▶ Task statement
Return the number of lines that contain the word "category", and return nothing else.

▶ Dataset entries
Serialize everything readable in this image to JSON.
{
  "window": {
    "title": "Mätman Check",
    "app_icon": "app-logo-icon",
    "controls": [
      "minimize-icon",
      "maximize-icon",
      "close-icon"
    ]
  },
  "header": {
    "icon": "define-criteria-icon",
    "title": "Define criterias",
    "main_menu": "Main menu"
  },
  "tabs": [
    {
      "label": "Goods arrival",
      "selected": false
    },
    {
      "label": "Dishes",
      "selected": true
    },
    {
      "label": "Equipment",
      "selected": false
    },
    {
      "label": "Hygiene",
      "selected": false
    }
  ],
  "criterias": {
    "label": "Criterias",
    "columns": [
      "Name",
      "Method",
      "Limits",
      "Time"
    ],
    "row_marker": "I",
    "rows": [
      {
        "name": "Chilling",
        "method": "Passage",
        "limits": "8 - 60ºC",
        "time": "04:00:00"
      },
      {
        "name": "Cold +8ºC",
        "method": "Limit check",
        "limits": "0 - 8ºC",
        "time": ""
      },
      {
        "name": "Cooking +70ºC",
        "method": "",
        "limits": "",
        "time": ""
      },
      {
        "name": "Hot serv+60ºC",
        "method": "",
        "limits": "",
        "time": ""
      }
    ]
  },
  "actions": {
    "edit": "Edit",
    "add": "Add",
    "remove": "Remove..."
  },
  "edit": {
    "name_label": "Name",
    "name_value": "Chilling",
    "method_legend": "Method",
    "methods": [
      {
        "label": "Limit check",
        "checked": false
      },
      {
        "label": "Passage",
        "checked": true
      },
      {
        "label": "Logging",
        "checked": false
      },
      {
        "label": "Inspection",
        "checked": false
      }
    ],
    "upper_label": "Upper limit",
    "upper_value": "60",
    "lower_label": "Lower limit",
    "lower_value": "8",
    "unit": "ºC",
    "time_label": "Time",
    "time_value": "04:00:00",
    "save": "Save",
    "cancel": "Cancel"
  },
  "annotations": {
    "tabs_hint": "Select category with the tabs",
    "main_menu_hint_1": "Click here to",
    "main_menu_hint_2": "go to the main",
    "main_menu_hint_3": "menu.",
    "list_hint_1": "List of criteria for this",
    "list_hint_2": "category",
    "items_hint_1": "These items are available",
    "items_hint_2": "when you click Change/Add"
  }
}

▶ Solved exercise
2